** Supplied data **
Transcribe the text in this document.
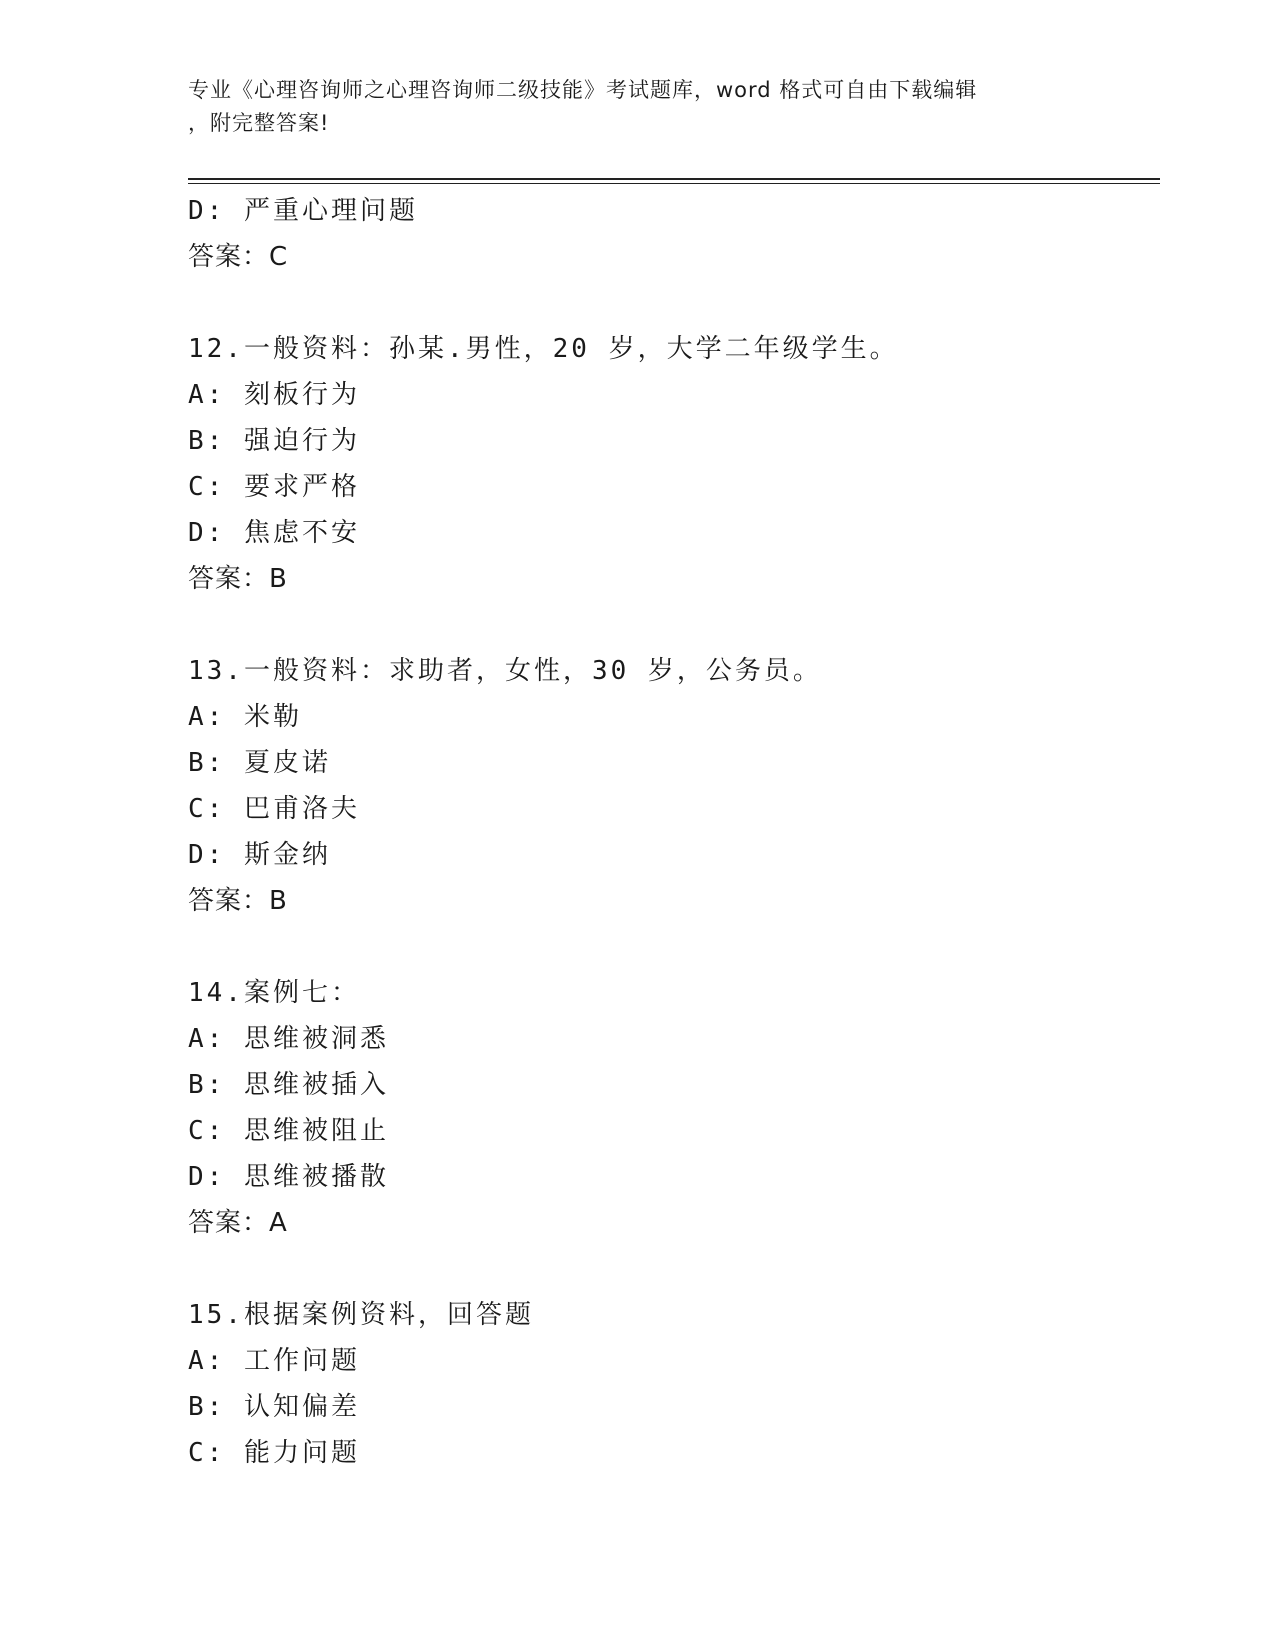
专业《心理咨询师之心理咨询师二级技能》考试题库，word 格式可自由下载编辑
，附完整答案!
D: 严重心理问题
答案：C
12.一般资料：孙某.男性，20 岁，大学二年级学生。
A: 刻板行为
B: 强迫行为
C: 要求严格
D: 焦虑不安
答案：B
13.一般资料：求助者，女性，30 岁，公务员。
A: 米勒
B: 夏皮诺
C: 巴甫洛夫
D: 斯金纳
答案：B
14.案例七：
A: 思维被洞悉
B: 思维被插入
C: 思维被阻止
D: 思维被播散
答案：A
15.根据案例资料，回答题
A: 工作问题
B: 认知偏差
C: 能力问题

--

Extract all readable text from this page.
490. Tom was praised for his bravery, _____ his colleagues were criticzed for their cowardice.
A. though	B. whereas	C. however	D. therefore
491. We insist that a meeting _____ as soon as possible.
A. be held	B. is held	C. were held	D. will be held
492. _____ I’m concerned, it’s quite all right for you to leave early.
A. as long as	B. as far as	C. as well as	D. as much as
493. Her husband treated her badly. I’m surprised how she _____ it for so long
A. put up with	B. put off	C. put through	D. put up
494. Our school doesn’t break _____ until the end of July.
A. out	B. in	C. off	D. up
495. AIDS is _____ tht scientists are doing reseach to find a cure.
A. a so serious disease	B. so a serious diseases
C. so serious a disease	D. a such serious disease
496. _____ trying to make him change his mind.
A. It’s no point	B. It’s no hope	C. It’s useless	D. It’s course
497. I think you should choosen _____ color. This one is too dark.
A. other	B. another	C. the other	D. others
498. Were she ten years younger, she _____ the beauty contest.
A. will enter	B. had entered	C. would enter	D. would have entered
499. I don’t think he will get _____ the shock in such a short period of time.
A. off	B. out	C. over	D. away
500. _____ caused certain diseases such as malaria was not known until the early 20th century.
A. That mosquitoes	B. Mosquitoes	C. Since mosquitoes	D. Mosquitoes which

** Exercise task **
Reproduce each line of the entries in which the word "serious" is found.

** Answer below **
A. a so serious disease	B. so a serious diseases
C. so serious a disease	D. a such serious disease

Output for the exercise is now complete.